Reproduce the listing verbatim.
---
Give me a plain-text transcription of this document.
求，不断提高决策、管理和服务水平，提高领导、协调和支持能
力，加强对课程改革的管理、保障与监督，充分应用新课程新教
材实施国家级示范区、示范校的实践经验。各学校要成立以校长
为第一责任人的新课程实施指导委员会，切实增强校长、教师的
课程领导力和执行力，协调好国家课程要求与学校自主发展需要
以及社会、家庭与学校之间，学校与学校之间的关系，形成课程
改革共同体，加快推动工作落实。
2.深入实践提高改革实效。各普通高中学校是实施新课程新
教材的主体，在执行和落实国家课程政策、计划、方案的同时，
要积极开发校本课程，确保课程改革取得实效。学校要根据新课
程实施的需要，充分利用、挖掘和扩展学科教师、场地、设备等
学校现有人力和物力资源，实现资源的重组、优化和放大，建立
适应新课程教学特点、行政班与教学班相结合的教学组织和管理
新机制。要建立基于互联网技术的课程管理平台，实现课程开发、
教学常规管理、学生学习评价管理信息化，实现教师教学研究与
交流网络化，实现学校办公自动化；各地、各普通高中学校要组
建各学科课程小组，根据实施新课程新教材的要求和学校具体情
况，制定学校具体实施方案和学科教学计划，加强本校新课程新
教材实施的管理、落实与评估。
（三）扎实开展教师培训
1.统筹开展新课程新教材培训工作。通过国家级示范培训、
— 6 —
---
RESPONSE TO THE EXERCISE:
Give me a plain-text transcription of this document.
求，不断提高决策、管理和服务水平，提高领导、协调和支持能
力，加强对课程改革的管理、保障与监督，充分应用新课程新教
材实施国家级示范区、示范校的实践经验。各学校要成立以校长
为第一责任人的新课程实施指导委员会，切实增强校长、教师的
课程领导力和执行力，协调好国家课程要求与学校自主发展需要
以及社会、家庭与学校之间，学校与学校之间的关系，形成课程
改革共同体，加快推动工作落实。
2.深入实践提高改革实效。各普通高中学校是实施新课程新
教材的主体，在执行和落实国家课程政策、计划、方案的同时，
要积极开发校本课程，确保课程改革取得实效。学校要根据新课
程实施的需要，充分利用、挖掘和扩展学科教师、场地、设备等
学校现有人力和物力资源，实现资源的重组、优化和放大，建立
适应新课程教学特点、行政班与教学班相结合的教学组织和管理
新机制。要建立基于互联网技术的课程管理平台，实现课程开发、
教学常规管理、学生学习评价管理信息化，实现教师教学研究与
交流网络化，实现学校办公自动化；各地、各普通高中学校要组
建各学科课程小组，根据实施新课程新教材的要求和学校具体情
况，制定学校具体实施方案和学科教学计划，加强本校新课程新
教材实施的管理、落实与评估。
（三）扎实开展教师培训
1.统筹开展新课程新教材培训工作。通过国家级示范培训、
— 6 —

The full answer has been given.